:: Record list ::
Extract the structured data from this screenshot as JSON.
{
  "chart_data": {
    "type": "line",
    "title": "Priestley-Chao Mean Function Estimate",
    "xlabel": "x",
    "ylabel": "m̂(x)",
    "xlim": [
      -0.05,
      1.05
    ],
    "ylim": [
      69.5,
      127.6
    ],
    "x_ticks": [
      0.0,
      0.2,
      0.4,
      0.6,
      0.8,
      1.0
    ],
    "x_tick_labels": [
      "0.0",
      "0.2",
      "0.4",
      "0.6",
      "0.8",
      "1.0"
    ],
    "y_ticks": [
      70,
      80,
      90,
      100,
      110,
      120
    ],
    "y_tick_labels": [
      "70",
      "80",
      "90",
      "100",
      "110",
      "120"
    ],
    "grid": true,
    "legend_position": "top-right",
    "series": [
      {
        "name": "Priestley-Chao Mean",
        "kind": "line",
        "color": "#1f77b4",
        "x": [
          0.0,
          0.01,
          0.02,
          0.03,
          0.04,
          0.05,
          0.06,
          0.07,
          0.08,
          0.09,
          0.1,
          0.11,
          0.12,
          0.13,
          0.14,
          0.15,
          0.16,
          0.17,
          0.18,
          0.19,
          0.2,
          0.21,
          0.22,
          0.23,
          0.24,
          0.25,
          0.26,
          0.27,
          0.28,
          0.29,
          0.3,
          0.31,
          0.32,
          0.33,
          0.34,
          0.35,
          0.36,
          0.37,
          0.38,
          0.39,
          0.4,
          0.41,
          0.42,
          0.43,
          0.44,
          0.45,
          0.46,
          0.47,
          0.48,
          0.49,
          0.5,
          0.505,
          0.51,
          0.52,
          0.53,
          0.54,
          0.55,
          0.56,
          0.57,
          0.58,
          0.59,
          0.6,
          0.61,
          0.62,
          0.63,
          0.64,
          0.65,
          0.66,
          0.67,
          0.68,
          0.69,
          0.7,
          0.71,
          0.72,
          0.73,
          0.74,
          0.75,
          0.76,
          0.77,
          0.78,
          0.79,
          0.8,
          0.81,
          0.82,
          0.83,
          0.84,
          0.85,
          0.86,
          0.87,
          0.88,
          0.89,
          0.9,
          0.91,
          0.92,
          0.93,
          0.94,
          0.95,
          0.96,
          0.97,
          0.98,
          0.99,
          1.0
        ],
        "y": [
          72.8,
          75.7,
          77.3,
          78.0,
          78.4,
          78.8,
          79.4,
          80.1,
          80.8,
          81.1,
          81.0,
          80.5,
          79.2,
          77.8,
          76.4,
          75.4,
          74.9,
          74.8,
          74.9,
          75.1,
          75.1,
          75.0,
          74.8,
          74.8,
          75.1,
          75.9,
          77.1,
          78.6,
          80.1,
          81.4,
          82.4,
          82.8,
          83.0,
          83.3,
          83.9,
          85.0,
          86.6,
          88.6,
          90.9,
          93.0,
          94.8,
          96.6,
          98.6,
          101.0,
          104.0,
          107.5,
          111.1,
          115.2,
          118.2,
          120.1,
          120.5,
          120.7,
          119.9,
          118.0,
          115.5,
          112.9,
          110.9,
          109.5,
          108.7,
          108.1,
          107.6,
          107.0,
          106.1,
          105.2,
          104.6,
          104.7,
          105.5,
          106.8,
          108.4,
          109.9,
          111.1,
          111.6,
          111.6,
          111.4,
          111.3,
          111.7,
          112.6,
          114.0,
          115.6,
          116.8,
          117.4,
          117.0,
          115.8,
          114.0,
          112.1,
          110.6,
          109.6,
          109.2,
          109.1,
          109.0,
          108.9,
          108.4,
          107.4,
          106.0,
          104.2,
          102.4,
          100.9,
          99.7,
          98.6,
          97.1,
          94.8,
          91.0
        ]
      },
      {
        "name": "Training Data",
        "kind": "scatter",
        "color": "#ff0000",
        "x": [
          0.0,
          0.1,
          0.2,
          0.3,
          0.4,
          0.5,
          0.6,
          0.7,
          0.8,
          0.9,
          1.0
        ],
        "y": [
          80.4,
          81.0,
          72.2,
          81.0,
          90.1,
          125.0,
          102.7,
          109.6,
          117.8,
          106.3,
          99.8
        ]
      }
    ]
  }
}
:::
**Problem requirements**
From the preceding material, extract every line exactly.

**Full answer**
Extract the structured data from this screenshot as JSON.
{
  "chart_data": {
    "type": "line",
    "title": "Priestley-Chao Mean Function Estimate",
    "xlabel": "x",
    "ylabel": "m̂(x)",
    "xlim": [
      -0.05,
      1.05
    ],
    "ylim": [
      69.5,
      127.6
    ],
    "x_ticks": [
      0.0,
      0.2,
      0.4,
      0.6,
      0.8,
      1.0
    ],
    "x_tick_labels": [
      "0.0",
      "0.2",
      "0.4",
      "0.6",
      "0.8",
      "1.0"
    ],
    "y_ticks": [
      70,
      80,
      90,
      100,
      110,
      120
    ],
    "y_tick_labels": [
      "70",
      "80",
      "90",
      "100",
      "110",
      "120"
    ],
    "grid": true,
    "legend_position": "top-right",
    "series": [
      {
        "name": "Priestley-Chao Mean",
        "kind": "line",
        "color": "#1f77b4",
        "x": [
          0.0,
          0.01,
          0.02,
          0.03,
          0.04,
          0.05,
          0.06,
          0.07,
          0.08,
          0.09,
          0.1,
          0.11,
          0.12,
          0.13,
          0.14,
          0.15,
          0.16,
          0.17,
          0.18,
          0.19,
          0.2,
          0.21,
          0.22,
          0.23,
          0.24,
          0.25,
          0.26,
          0.27,
          0.28,
          0.29,
          0.3,
          0.31,
          0.32,
          0.33,
          0.34,
          0.35,
          0.36,
          0.37,
          0.38,
          0.39,
          0.4,
          0.41,
          0.42,
          0.43,
          0.44,
          0.45,
          0.46,
          0.47,
          0.48,
          0.49,
          0.5,
          0.505,
          0.51,
          0.52,
          0.53,
          0.54,
          0.55,
          0.56,
          0.57,
          0.58,
          0.59,
          0.6,
          0.61,
          0.62,
          0.63,
          0.64,
          0.65,
          0.66,
          0.67,
          0.68,
          0.69,
          0.7,
          0.71,
          0.72,
          0.73,
          0.74,
          0.75,
          0.76,
          0.77,
          0.78,
          0.79,
          0.8,
          0.81,
          0.82,
          0.83,
          0.84,
          0.85,
          0.86,
          0.87,
          0.88,
          0.89,
          0.9,
          0.91,
          0.92,
          0.93,
          0.94,
          0.95,
          0.96,
          0.97,
          0.98,
          0.99,
          1.0
        ],
        "y": [
          72.8,
          75.7,
          77.3,
          78.0,
          78.4,
          78.8,
          79.4,
          80.1,
          80.8,
          81.1,
          81.0,
          80.5,
          79.2,
          77.8,
          76.4,
          75.4,
          74.9,
          74.8,
          74.9,
          75.1,
          75.1,
          75.0,
          74.8,
          74.8,
          75.1,
          75.9,
          77.1,
          78.6,
          80.1,
          81.4,
          82.4,
          82.8,
          83.0,
          83.3,
          83.9,
          85.0,
          86.6,
          88.6,
          90.9,
          93.0,
          94.8,
          96.6,
          98.6,
          101.0,
          104.0,
          107.5,
          111.1,
          115.2,
          118.2,
          120.1,
          120.5,
          120.7,
          119.9,
          118.0,
          115.5,
          112.9,
          110.9,
          109.5,
          108.7,
          108.1,
          107.6,
          107.0,
          106.1,
          105.2,
          104.6,
          104.7,
          105.5,
          106.8,
          108.4,
          109.9,
          111.1,
          111.6,
          111.6,
          111.4,
          111.3,
          111.7,
          112.6,
          114.0,
          115.6,
          116.8,
          117.4,
          117.0,
          115.8,
          114.0,
          112.1,
          110.6,
          109.6,
          109.2,
          109.1,
          109.0,
          108.9,
          108.4,
          107.4,
          106.0,
          104.2,
          102.4,
          100.9,
          99.7,
          98.6,
          97.1,
          94.8,
          91.0
        ]
      },
      {
        "name": "Training Data",
        "kind": "scatter",
        "color": "#ff0000",
        "x": [
          0.0,
          0.1,
          0.2,
          0.3,
          0.4,
          0.5,
          0.6,
          0.7,
          0.8,
          0.9,
          1.0
        ],
        "y": [
          80.4,
          81.0,
          72.2,
          81.0,
          90.1,
          125.0,
          102.7,
          109.6,
          117.8,
          106.3,
          99.8
        ]
      }
    ]
  }
}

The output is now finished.